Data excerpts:
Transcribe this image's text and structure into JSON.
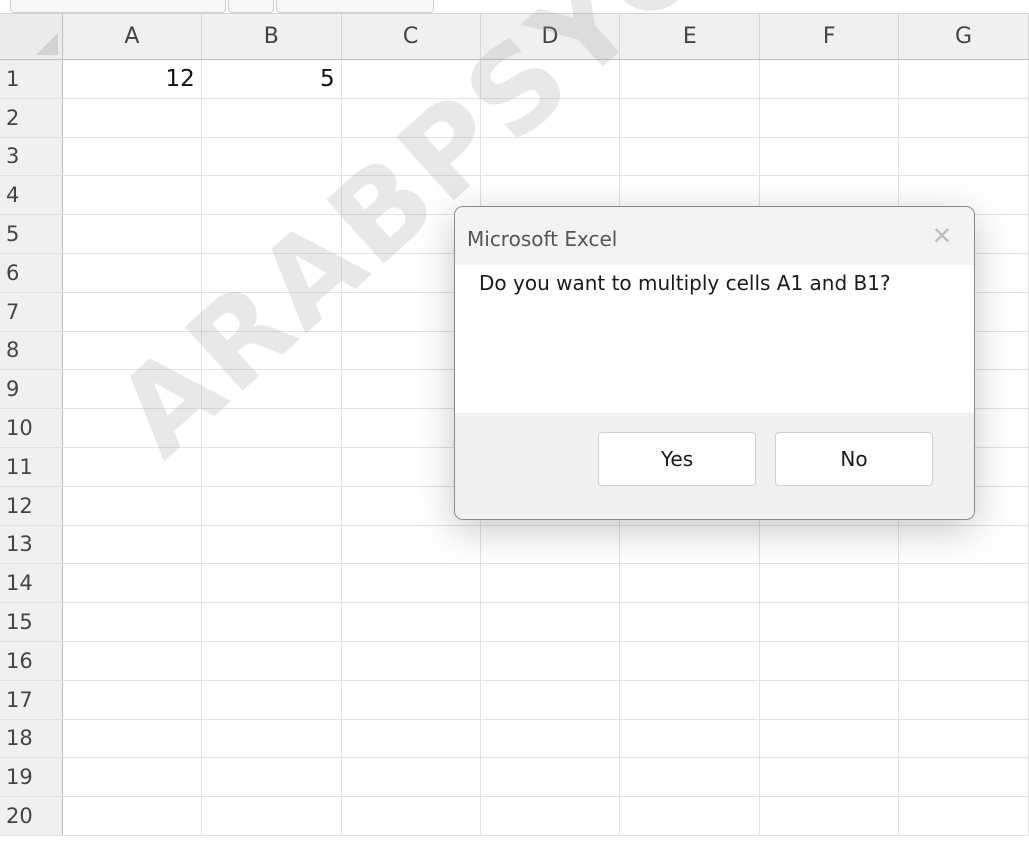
{
  "sheet": {
    "columns": [
      "A",
      "B",
      "C",
      "D",
      "E",
      "F",
      "G"
    ],
    "rows": [
      "1",
      "2",
      "3",
      "4",
      "5",
      "6",
      "7",
      "8",
      "9",
      "10",
      "11",
      "12",
      "13",
      "14",
      "15",
      "16",
      "17",
      "18",
      "19",
      "20"
    ],
    "cells": {
      "A1": "12",
      "B1": "5"
    }
  },
  "dialog": {
    "title": "Microsoft Excel",
    "close_icon": "close-icon",
    "message": "Do you want to multiply cells A1 and B1?",
    "yes_label": "Yes",
    "no_label": "No"
  },
  "watermark": {
    "text": "ARABPSYCHOLOGY"
  }
}
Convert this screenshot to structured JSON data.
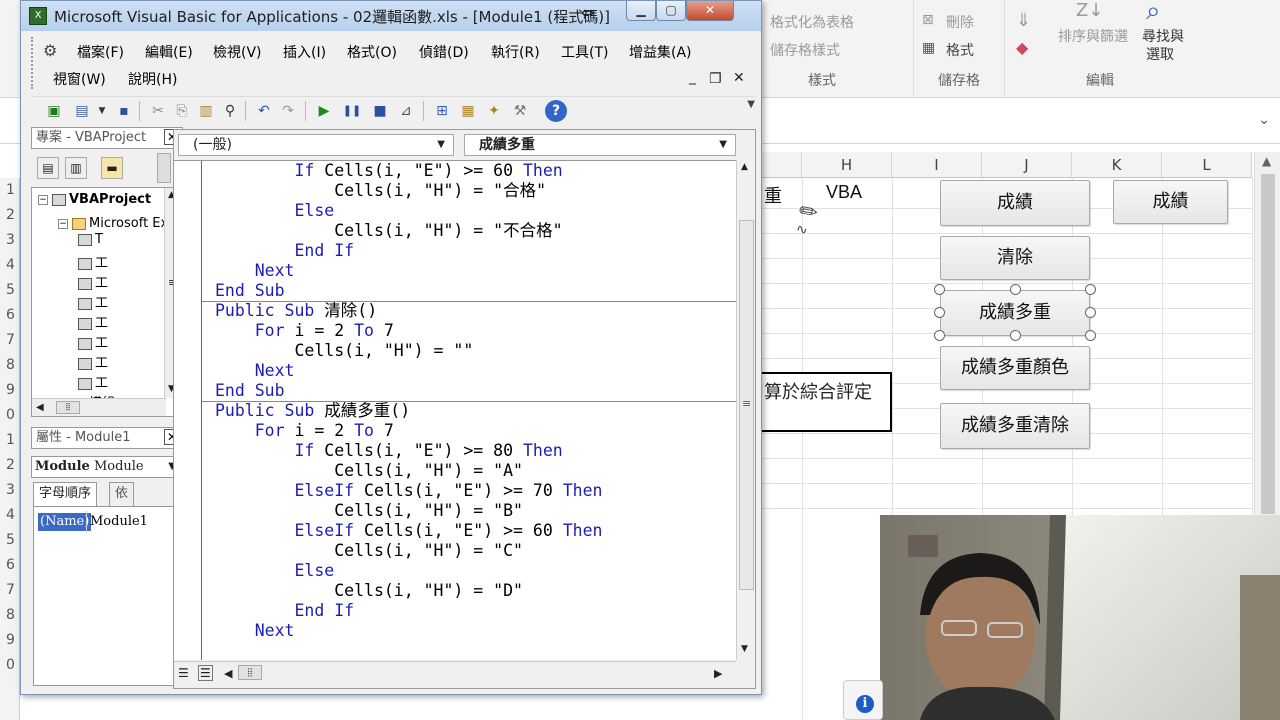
{
  "excel": {
    "ribbon": {
      "format_as_table": "格式化為表格",
      "cell_styles": "儲存格樣式",
      "delete": "刪除",
      "format": "格式",
      "sort_filter": "排序與篩選",
      "find_select_line1": "尋找與",
      "find_select_line2": "選取",
      "group_styles": "樣式",
      "group_cells": "儲存格",
      "group_edit": "編輯"
    },
    "columns": [
      "H",
      "I",
      "J",
      "K",
      "L"
    ],
    "cells": {
      "g_partial": "重",
      "h1": "VBA",
      "textbox_text": "算於綜合評定"
    },
    "buttons": {
      "grade": "成績",
      "grade_right": "成績",
      "clear": "清除",
      "grade_multi": "成績多重",
      "grade_multi_color": "成績多重顏色",
      "grade_multi_clear": "成績多重清除"
    },
    "row_numbers": [
      "1",
      "2",
      "3",
      "4",
      "5",
      "6",
      "7",
      "8",
      "9",
      "0",
      "1",
      "2",
      "3",
      "4",
      "5",
      "6",
      "7",
      "8",
      "9",
      "0"
    ]
  },
  "vbe": {
    "title": "Microsoft Visual Basic for Applications - 02邏輯函數.xls - [Module1 (程式碼)]",
    "menu": {
      "file": "檔案(F)",
      "edit": "編輯(E)",
      "view": "檢視(V)",
      "insert": "插入(I)",
      "format": "格式(O)",
      "debug": "偵錯(D)",
      "run": "執行(R)",
      "tools": "工具(T)",
      "addins": "增益集(A)",
      "window": "視窗(W)",
      "help": "說明(H)"
    },
    "project_pane": {
      "title": "專案 - VBAProject",
      "tree": [
        {
          "label": "VBAProject",
          "indent": 0,
          "kind": "project"
        },
        {
          "label": "Microsoft Excel 物件",
          "indent": 1,
          "kind": "folder"
        },
        {
          "label": "T",
          "indent": 2,
          "kind": "item"
        },
        {
          "label": "工",
          "indent": 2,
          "kind": "sheet"
        },
        {
          "label": "工",
          "indent": 2,
          "kind": "sheet"
        },
        {
          "label": "工",
          "indent": 2,
          "kind": "sheet"
        },
        {
          "label": "工",
          "indent": 2,
          "kind": "sheet"
        },
        {
          "label": "工",
          "indent": 2,
          "kind": "sheet"
        },
        {
          "label": "工",
          "indent": 2,
          "kind": "sheet"
        },
        {
          "label": "工",
          "indent": 2,
          "kind": "sheet"
        },
        {
          "label": "模組",
          "indent": 1,
          "kind": "folder"
        }
      ]
    },
    "properties_pane": {
      "title": "屬性 - Module1",
      "object_combo_bold": "Module",
      "object_combo_rest": " Module",
      "tab_alpha": "字母順序",
      "tab_cat": "依",
      "prop_name": "(Name)",
      "prop_value": "Module1"
    },
    "code": {
      "object_combo": "(一般)",
      "proc_combo": "成績多重",
      "lines": [
        "        If Cells(i, \"E\") >= 60 Then",
        "            Cells(i, \"H\") = \"合格\"",
        "        Else",
        "            Cells(i, \"H\") = \"不合格\"",
        "        End If",
        "    Next",
        "End Sub",
        "Public Sub 清除()",
        "    For i = 2 To 7",
        "        Cells(i, \"H\") = \"\"",
        "    Next",
        "End Sub",
        "Public Sub 成績多重()",
        "    For i = 2 To 7",
        "        If Cells(i, \"E\") >= 80 Then",
        "            Cells(i, \"H\") = \"A\"",
        "        ElseIf Cells(i, \"E\") >= 70 Then",
        "            Cells(i, \"H\") = \"B\"",
        "        ElseIf Cells(i, \"E\") >= 60 Then",
        "            Cells(i, \"H\") = \"C\"",
        "        Else",
        "            Cells(i, \"H\") = \"D\"",
        "        End If",
        "    Next"
      ],
      "procedure_separators_after_line": [
        6,
        11
      ]
    }
  },
  "colors": {
    "keyword": "#1c1cb8",
    "title_gradient_top": "#cfe0f4",
    "selected_prop": "#3b69c5"
  }
}
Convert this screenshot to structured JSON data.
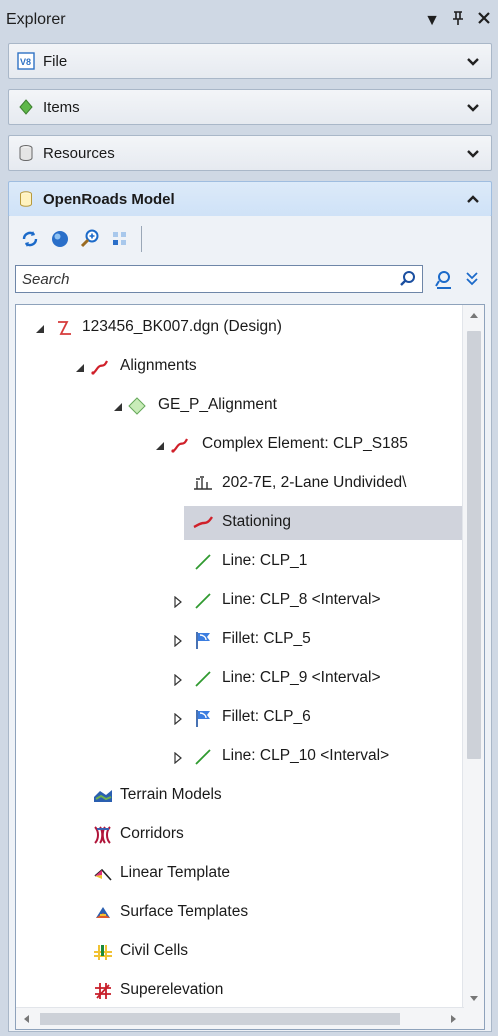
{
  "window": {
    "title": "Explorer",
    "controls": {
      "dropdown": "▼",
      "pin": "⊥",
      "close": "✕"
    }
  },
  "sections": [
    {
      "label": "File",
      "icon": "v8-file-icon"
    },
    {
      "label": "Items",
      "icon": "green-diamond-icon"
    },
    {
      "label": "Resources",
      "icon": "database-icon"
    },
    {
      "label": "OpenRoads Model",
      "icon": "database-yellow-icon"
    }
  ],
  "toolbar": {
    "buttons": [
      "refresh-icon",
      "globe-icon",
      "zoom-icon",
      "grid-icon"
    ]
  },
  "search": {
    "placeholder": "Search",
    "value": ""
  },
  "tree": [
    {
      "label": "123456_BK007.dgn (Design)",
      "icon": "design-file-icon",
      "expander": "expanded"
    },
    {
      "label": "Alignments",
      "icon": "alignment-icon",
      "expander": "expanded"
    },
    {
      "label": "GE_P_Alignment",
      "icon": "green-diamond-icon",
      "expander": "expanded"
    },
    {
      "label": "Complex Element: CLP_S185",
      "icon": "alignment-icon",
      "expander": "expanded"
    },
    {
      "label": "202-7E, 2-Lane Undivided\\",
      "icon": "cross-section-icon",
      "expander": "none"
    },
    {
      "label": "Stationing",
      "icon": "stationing-icon",
      "expander": "none",
      "selected": true
    },
    {
      "label": "Line: CLP_1",
      "icon": "line-icon",
      "expander": "none"
    },
    {
      "label": "Line: CLP_8 <Interval>",
      "icon": "line-icon",
      "expander": "collapsed"
    },
    {
      "label": "Fillet: CLP_5",
      "icon": "fillet-icon",
      "expander": "collapsed"
    },
    {
      "label": "Line: CLP_9 <Interval>",
      "icon": "line-icon",
      "expander": "collapsed"
    },
    {
      "label": "Fillet: CLP_6",
      "icon": "fillet-icon",
      "expander": "collapsed"
    },
    {
      "label": "Line: CLP_10 <Interval>",
      "icon": "line-icon",
      "expander": "collapsed"
    },
    {
      "label": "Terrain Models",
      "icon": "terrain-icon",
      "expander": "none"
    },
    {
      "label": "Corridors",
      "icon": "corridor-icon",
      "expander": "none"
    },
    {
      "label": "Linear Template",
      "icon": "linear-template-icon",
      "expander": "none"
    },
    {
      "label": "Surface Templates",
      "icon": "surface-template-icon",
      "expander": "none"
    },
    {
      "label": "Civil Cells",
      "icon": "civil-cells-icon",
      "expander": "none"
    },
    {
      "label": "Superelevation",
      "icon": "superelevation-icon",
      "expander": "none"
    }
  ],
  "colors": {
    "titlebar": "#cfd8e4",
    "selection": "#d0d3dc",
    "accent": "#1b6ac9"
  }
}
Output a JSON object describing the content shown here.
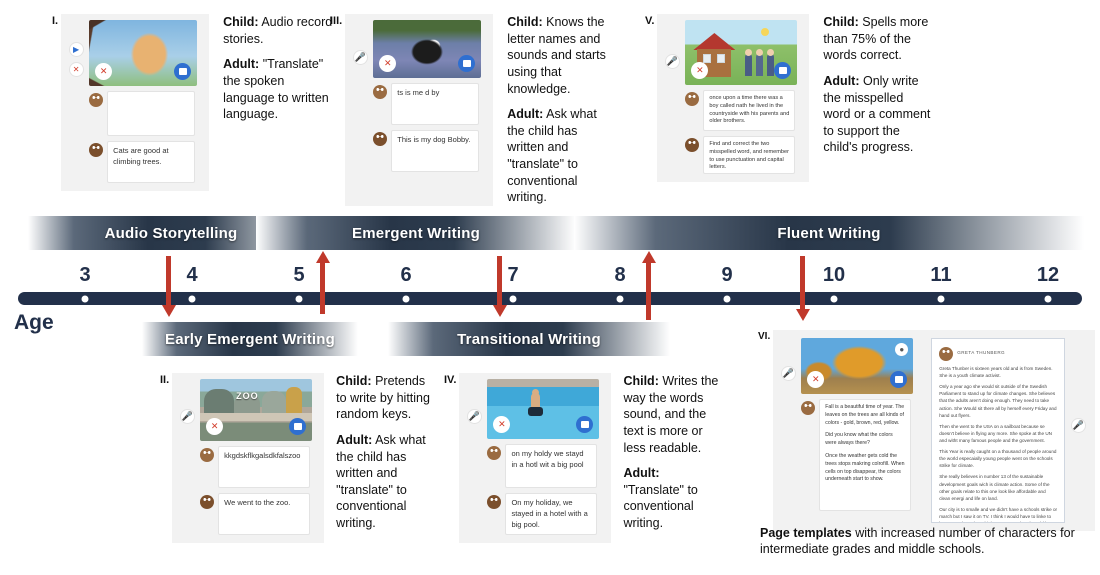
{
  "timeline": {
    "age_label": "Age",
    "ticks": [
      "3",
      "4",
      "5",
      "6",
      "7",
      "8",
      "9",
      "10",
      "11",
      "12"
    ],
    "top_bands": [
      {
        "label": "Audio Storytelling"
      },
      {
        "label": "Emergent Writing"
      },
      {
        "label": "Fluent Writing"
      }
    ],
    "bottom_bands": [
      {
        "label": "Early Emergent Writing"
      },
      {
        "label": "Transitional Writing"
      }
    ],
    "accent_color": "#c0392b",
    "axis_color": "#22304a"
  },
  "panels": {
    "p1": {
      "roman": "I.",
      "notes": [
        "",
        "Cats are good at climbing trees."
      ],
      "child_label": "Child:",
      "child_text": " Audio record stories.",
      "adult_label": "Adult:",
      "adult_text": " \"Translate\" the spoken language to written language."
    },
    "p2": {
      "roman": "II.",
      "notes": [
        "kkgdskflkgalsdkfalszoo",
        "We went to the zoo."
      ],
      "image_word": "ZOO",
      "child_label": "Child:",
      "child_text": " Pretends to write by hitting random keys.",
      "adult_label": "Adult:",
      "adult_text": " Ask what the child has written and \"translate\" to conventional writing."
    },
    "p3": {
      "roman": "III.",
      "notes": [
        "ts is me d by",
        "This is my dog Bobby."
      ],
      "child_label": "Child:",
      "child_text": " Knows the letter names and sounds and starts using that knowledge.",
      "adult_label": "Adult:",
      "adult_text": " Ask what the child has written and \"translate\" to conventional writing."
    },
    "p4": {
      "roman": "IV.",
      "notes": [
        "on my holdy we stayd in a hotl wit a big pool",
        "On my holiday, we stayed in a hotel with a big pool."
      ],
      "child_label": "Child:",
      "child_text": " Writes the way the words sound, and the text is more or less readable.",
      "adult_label": "Adult:",
      "adult_text": " \"Translate\" to conventional writing."
    },
    "p5": {
      "roman": "V.",
      "notes": [
        "once upon a time there was a boy called nath he lived in the countryside with his parents and older brothers.",
        "Find and correct the two misspelled word, and remember to use punctuation and capital letters."
      ],
      "child_label": "Child:",
      "child_text": " Spells more than 75% of the words correct.",
      "adult_label": "Adult:",
      "adult_text": " Only write the misspelled word or a comment to support the child's progress."
    },
    "p6": {
      "roman": "VI.",
      "fall_paragraphs": [
        "Fall is a beautiful time of year. The leaves on the trees are all kinds of colors - gold, brown, red, yellow.",
        "Did you know what the colors were always there?",
        "Once the weather gets cold the trees stops makring colrofill. When cells on top disappear, the colors underneath start to show."
      ],
      "doc_title": "GRETA THUNBERG",
      "doc_paragraphs": [
        "Greta Thunber is sixteen years old and is from Sweden. She is a youth climate activist.",
        "Only a year ago she would sit outside of the Swedish Parliament to stand up for climate changes. She believes that the adults aren't doing enough. They need to take action. She Would sit there all by herself every Friday and hand out flyers.",
        "Then she went to the USA on a sailboat because se doesn't believe in flying any more. She spoke at the UN and witht many famous people and the government.",
        "This Year is really caught on a thousand of people around the world especaially young people went on the schools strike for climate.",
        "She really believes in number 13 of the sustainable development goals wich is climate action. Some of the other goals relate to this one look like affordable and clean energi and life on land.",
        "Our city is to smalle and we didn't have a schools strike or march but I saw it on TV. I think I would have to linke to have gone but I don't think my Mom and Dad would have let me skip school. I don't know we didn't really talk about it."
      ],
      "footnote_bold": "Page templates",
      "footnote_rest": " with increased number of characters for intermediate grades and middle schools."
    }
  }
}
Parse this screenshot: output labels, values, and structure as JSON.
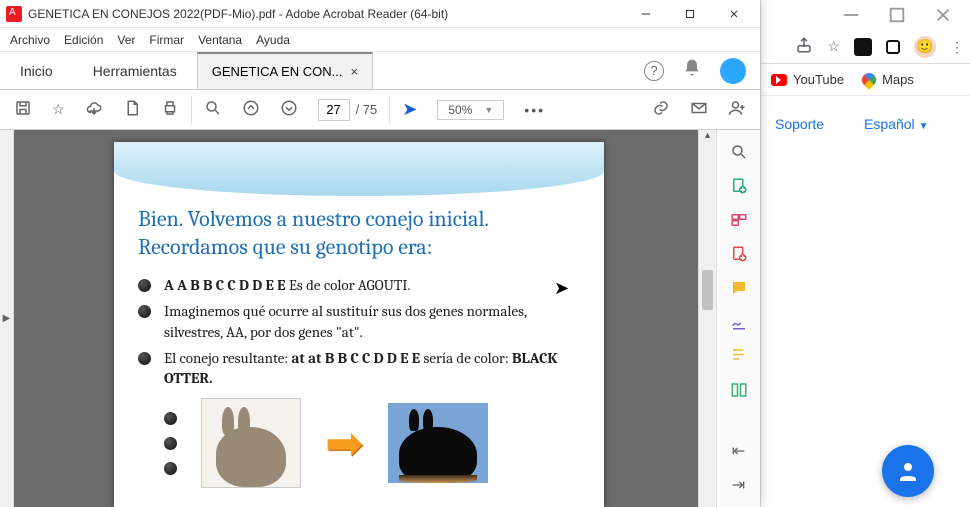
{
  "acrobat": {
    "window_title": "GENETICA EN CONEJOS 2022(PDF-Mio).pdf - Adobe Acrobat Reader (64-bit)",
    "menu": [
      "Archivo",
      "Edición",
      "Ver",
      "Firmar",
      "Ventana",
      "Ayuda"
    ],
    "tabs": {
      "home": "Inicio",
      "tools": "Herramientas",
      "doc": "GENETICA EN CON..."
    },
    "page_current": "27",
    "page_total": "/ 75",
    "zoom": "50%"
  },
  "slide": {
    "heading": "Bien. Volvemos a nuestro conejo inicial. Recordamos que su genotipo era:",
    "b1a": "A A   B B   C C   D D   E E",
    "b1b": "  Es de color AGOUTI.",
    "b2": "Imaginemos qué ocurre al sustituír sus dos genes normales, silvestres, AA, por dos genes \"at\".",
    "b3a": "El conejo resultante: ",
    "b3b": "at at B B C C D D E E",
    "b3c": " sería de color: ",
    "b3d": "BLACK OTTER."
  },
  "chrome": {
    "bookmarks": {
      "youtube": "YouTube",
      "maps": "Maps"
    },
    "page": {
      "support": "Soporte",
      "lang": "Español"
    }
  }
}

EXERCISE GOAL: In which lines of the records does the word "words" appear? Copy each of them.

EXERCISE RESULT:
      "child_text": " Writes the way the words sound, and the text is more or less readable.",
      "child_text": " Spells more than 75% of the words correct.",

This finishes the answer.